------ ENTRIES SUPPLIED ------

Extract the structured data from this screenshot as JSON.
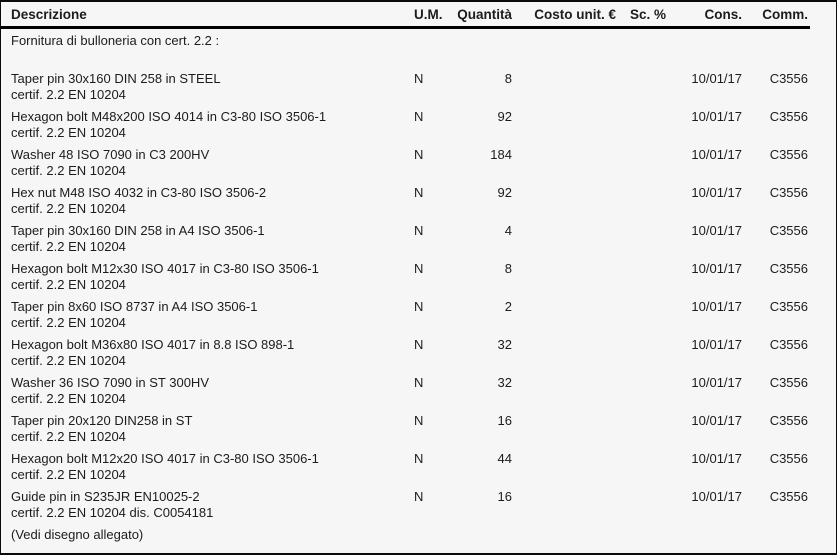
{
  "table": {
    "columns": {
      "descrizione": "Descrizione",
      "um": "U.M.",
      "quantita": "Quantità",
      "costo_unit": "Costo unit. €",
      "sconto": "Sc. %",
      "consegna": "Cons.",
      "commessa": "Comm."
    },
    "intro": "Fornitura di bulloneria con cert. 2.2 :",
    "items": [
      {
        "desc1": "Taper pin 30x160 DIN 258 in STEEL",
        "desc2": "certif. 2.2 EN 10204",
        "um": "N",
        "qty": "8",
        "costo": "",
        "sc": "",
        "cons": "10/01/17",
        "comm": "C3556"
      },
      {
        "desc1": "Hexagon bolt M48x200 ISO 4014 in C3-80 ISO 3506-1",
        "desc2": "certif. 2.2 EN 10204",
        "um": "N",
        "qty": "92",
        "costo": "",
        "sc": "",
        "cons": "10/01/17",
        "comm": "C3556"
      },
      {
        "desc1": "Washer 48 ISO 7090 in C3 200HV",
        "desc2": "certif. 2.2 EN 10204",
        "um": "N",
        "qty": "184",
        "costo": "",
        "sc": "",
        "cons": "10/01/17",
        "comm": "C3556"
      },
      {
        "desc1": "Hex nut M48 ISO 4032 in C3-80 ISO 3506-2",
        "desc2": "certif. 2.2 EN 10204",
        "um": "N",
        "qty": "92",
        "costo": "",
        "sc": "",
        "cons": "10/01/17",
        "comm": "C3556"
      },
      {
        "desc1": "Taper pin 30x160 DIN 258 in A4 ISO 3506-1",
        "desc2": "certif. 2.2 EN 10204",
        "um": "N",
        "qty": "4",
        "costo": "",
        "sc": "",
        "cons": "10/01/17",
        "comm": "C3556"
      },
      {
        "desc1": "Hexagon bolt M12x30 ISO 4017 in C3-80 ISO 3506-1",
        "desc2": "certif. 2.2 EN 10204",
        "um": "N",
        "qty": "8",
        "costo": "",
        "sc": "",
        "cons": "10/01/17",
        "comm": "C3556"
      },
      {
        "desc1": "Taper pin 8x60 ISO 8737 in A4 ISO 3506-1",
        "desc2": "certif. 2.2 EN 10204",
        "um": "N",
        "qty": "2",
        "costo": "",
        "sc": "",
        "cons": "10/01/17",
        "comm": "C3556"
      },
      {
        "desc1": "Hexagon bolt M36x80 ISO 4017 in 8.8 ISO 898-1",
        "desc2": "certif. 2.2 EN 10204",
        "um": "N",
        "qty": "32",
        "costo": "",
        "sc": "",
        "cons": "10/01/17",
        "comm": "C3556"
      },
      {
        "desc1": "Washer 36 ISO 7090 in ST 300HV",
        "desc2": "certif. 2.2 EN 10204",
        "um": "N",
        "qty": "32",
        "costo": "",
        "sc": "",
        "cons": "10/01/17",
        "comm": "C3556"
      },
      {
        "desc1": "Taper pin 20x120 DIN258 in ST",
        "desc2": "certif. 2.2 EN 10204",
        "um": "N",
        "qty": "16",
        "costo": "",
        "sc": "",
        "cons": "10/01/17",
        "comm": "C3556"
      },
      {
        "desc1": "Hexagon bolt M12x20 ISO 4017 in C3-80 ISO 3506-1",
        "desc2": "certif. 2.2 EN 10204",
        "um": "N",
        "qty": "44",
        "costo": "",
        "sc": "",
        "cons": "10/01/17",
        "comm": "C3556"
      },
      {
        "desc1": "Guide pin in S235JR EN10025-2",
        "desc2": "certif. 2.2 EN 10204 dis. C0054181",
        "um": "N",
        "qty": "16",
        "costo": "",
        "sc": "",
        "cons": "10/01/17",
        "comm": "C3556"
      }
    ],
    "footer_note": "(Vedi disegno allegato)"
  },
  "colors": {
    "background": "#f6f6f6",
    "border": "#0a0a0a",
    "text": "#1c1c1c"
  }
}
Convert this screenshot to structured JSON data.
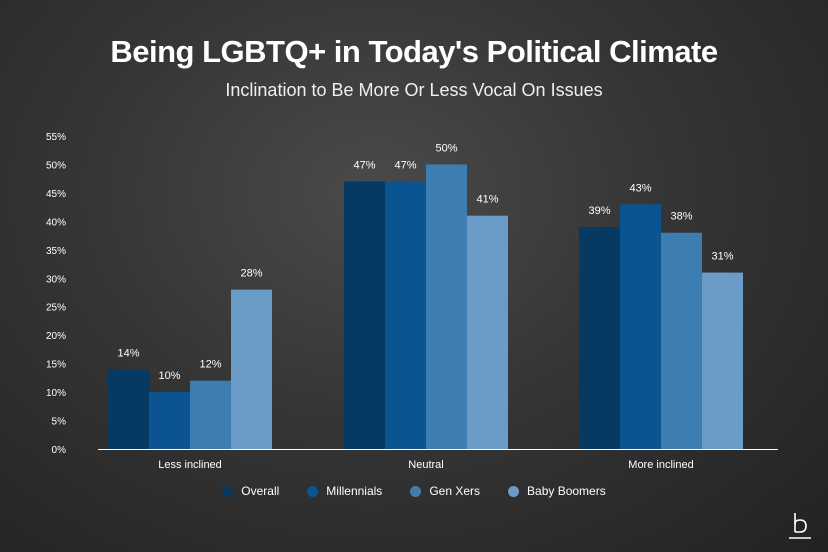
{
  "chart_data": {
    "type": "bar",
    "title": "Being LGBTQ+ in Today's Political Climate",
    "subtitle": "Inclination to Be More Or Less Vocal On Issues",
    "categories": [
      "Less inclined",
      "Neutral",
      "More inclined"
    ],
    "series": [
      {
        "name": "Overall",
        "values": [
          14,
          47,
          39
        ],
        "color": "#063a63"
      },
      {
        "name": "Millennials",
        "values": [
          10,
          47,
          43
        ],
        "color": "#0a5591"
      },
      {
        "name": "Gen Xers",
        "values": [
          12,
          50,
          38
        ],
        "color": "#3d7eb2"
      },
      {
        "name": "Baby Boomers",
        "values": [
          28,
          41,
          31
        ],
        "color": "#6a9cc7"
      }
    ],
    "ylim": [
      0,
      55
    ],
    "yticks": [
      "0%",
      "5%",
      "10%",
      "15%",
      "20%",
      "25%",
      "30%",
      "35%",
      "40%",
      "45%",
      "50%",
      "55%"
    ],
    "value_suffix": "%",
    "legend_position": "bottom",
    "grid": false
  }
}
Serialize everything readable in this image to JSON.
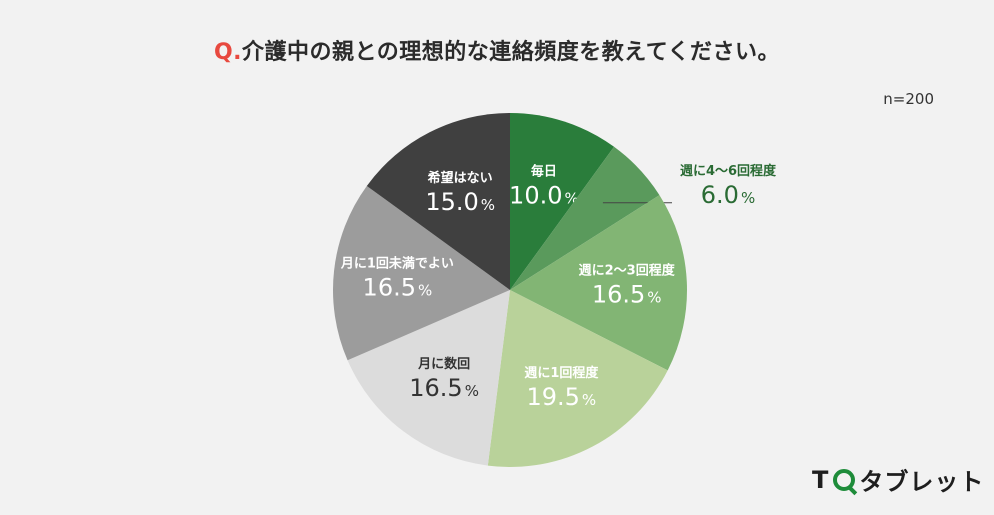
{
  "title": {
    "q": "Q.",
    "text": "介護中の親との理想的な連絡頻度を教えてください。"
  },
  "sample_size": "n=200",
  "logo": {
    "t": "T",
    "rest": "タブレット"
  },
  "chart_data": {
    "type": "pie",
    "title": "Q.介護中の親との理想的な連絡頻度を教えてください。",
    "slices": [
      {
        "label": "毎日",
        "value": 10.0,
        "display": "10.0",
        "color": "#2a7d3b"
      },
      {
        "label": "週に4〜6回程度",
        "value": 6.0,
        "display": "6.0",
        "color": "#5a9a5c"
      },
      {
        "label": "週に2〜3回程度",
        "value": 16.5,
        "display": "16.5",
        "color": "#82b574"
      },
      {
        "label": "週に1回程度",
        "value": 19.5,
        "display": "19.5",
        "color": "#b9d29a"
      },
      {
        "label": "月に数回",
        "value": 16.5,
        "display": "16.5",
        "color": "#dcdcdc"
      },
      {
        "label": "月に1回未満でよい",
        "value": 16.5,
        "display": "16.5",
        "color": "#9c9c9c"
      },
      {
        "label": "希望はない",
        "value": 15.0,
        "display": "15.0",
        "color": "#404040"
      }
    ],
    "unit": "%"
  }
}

------

== WHAT IS BEING ASKED ==
Without the pictures, return the entries exactly as they appear.

== ANSWER IN FULL ==
Extract the structured data from this screenshot as JSON.
{
  "table": {
    "columns": {
      "descrizione": "Descrizione",
      "um": "U.M.",
      "quantita": "Quantità",
      "costo_unit": "Costo unit. €",
      "sconto": "Sc. %",
      "consegna": "Cons.",
      "commessa": "Comm."
    },
    "intro": "Fornitura di bulloneria con cert. 2.2 :",
    "items": [
      {
        "desc1": "Taper pin 30x160 DIN 258 in STEEL",
        "desc2": "certif. 2.2 EN 10204",
        "um": "N",
        "qty": "8",
        "costo": "",
        "sc": "",
        "cons": "10/01/17",
        "comm": "C3556"
      },
      {
        "desc1": "Hexagon bolt M48x200 ISO 4014 in C3-80 ISO 3506-1",
        "desc2": "certif. 2.2 EN 10204",
        "um": "N",
        "qty": "92",
        "costo": "",
        "sc": "",
        "cons": "10/01/17",
        "comm": "C3556"
      },
      {
        "desc1": "Washer 48 ISO 7090 in C3 200HV",
        "desc2": "certif. 2.2 EN 10204",
        "um": "N",
        "qty": "184",
        "costo": "",
        "sc": "",
        "cons": "10/01/17",
        "comm": "C3556"
      },
      {
        "desc1": "Hex nut M48 ISO 4032 in C3-80 ISO 3506-2",
        "desc2": "certif. 2.2 EN 10204",
        "um": "N",
        "qty": "92",
        "costo": "",
        "sc": "",
        "cons": "10/01/17",
        "comm": "C3556"
      },
      {
        "desc1": "Taper pin 30x160 DIN 258 in A4 ISO 3506-1",
        "desc2": "certif. 2.2 EN 10204",
        "um": "N",
        "qty": "4",
        "costo": "",
        "sc": "",
        "cons": "10/01/17",
        "comm": "C3556"
      },
      {
        "desc1": "Hexagon bolt M12x30 ISO 4017 in C3-80 ISO 3506-1",
        "desc2": "certif. 2.2 EN 10204",
        "um": "N",
        "qty": "8",
        "costo": "",
        "sc": "",
        "cons": "10/01/17",
        "comm": "C3556"
      },
      {
        "desc1": "Taper pin 8x60 ISO 8737 in A4 ISO 3506-1",
        "desc2": "certif. 2.2 EN 10204",
        "um": "N",
        "qty": "2",
        "costo": "",
        "sc": "",
        "cons": "10/01/17",
        "comm": "C3556"
      },
      {
        "desc1": "Hexagon bolt M36x80 ISO 4017 in 8.8 ISO 898-1",
        "desc2": "certif. 2.2 EN 10204",
        "um": "N",
        "qty": "32",
        "costo": "",
        "sc": "",
        "cons": "10/01/17",
        "comm": "C3556"
      },
      {
        "desc1": "Washer 36 ISO 7090 in ST 300HV",
        "desc2": "certif. 2.2 EN 10204",
        "um": "N",
        "qty": "32",
        "costo": "",
        "sc": "",
        "cons": "10/01/17",
        "comm": "C3556"
      },
      {
        "desc1": "Taper pin 20x120 DIN258 in ST",
        "desc2": "certif. 2.2 EN 10204",
        "um": "N",
        "qty": "16",
        "costo": "",
        "sc": "",
        "cons": "10/01/17",
        "comm": "C3556"
      },
      {
        "desc1": "Hexagon bolt M12x20 ISO 4017 in C3-80 ISO 3506-1",
        "desc2": "certif. 2.2 EN 10204",
        "um": "N",
        "qty": "44",
        "costo": "",
        "sc": "",
        "cons": "10/01/17",
        "comm": "C3556"
      },
      {
        "desc1": "Guide pin in S235JR EN10025-2",
        "desc2": "certif. 2.2 EN 10204 dis. C0054181",
        "um": "N",
        "qty": "16",
        "costo": "",
        "sc": "",
        "cons": "10/01/17",
        "comm": "C3556"
      }
    ],
    "footer_note": "(Vedi disegno allegato)"
  },
  "colors": {
    "background": "#f6f6f6",
    "border": "#0a0a0a",
    "text": "#1c1c1c"
  }
}
Convert this screenshot to structured JSON data.
{
  "chart_data": {
    "type": "bar",
    "title": "Being LGBTQ+ in Today's Political Climate",
    "subtitle": "Inclination to Be More Or Less Vocal On Issues",
    "categories": [
      "Less inclined",
      "Neutral",
      "More inclined"
    ],
    "series": [
      {
        "name": "Overall",
        "values": [
          14,
          47,
          39
        ],
        "color": "#063a63"
      },
      {
        "name": "Millennials",
        "values": [
          10,
          47,
          43
        ],
        "color": "#0a5591"
      },
      {
        "name": "Gen Xers",
        "values": [
          12,
          50,
          38
        ],
        "color": "#3d7eb2"
      },
      {
        "name": "Baby Boomers",
        "values": [
          28,
          41,
          31
        ],
        "color": "#6a9cc7"
      }
    ],
    "ylim": [
      0,
      55
    ],
    "yticks": [
      "0%",
      "5%",
      "10%",
      "15%",
      "20%",
      "25%",
      "30%",
      "35%",
      "40%",
      "45%",
      "50%",
      "55%"
    ],
    "value_suffix": "%",
    "legend_position": "bottom",
    "grid": false
  }
}
Serialize everything readable in this image to JSON.
{
  "title": {
    "q": "Q.",
    "text": "介護中の親との理想的な連絡頻度を教えてください。"
  },
  "sample_size": "n=200",
  "logo": {
    "t": "T",
    "rest": "タブレット"
  },
  "chart_data": {
    "type": "pie",
    "title": "Q.介護中の親との理想的な連絡頻度を教えてください。",
    "slices": [
      {
        "label": "毎日",
        "value": 10.0,
        "display": "10.0",
        "color": "#2a7d3b"
      },
      {
        "label": "週に4〜6回程度",
        "value": 6.0,
        "display": "6.0",
        "color": "#5a9a5c"
      },
      {
        "label": "週に2〜3回程度",
        "value": 16.5,
        "display": "16.5",
        "color": "#82b574"
      },
      {
        "label": "週に1回程度",
        "value": 19.5,
        "display": "19.5",
        "color": "#b9d29a"
      },
      {
        "label": "月に数回",
        "value": 16.5,
        "display": "16.5",
        "color": "#dcdcdc"
      },
      {
        "label": "月に1回未満でよい",
        "value": 16.5,
        "display": "16.5",
        "color": "#9c9c9c"
      },
      {
        "label": "希望はない",
        "value": 15.0,
        "display": "15.0",
        "color": "#404040"
      }
    ],
    "unit": "%"
  }
}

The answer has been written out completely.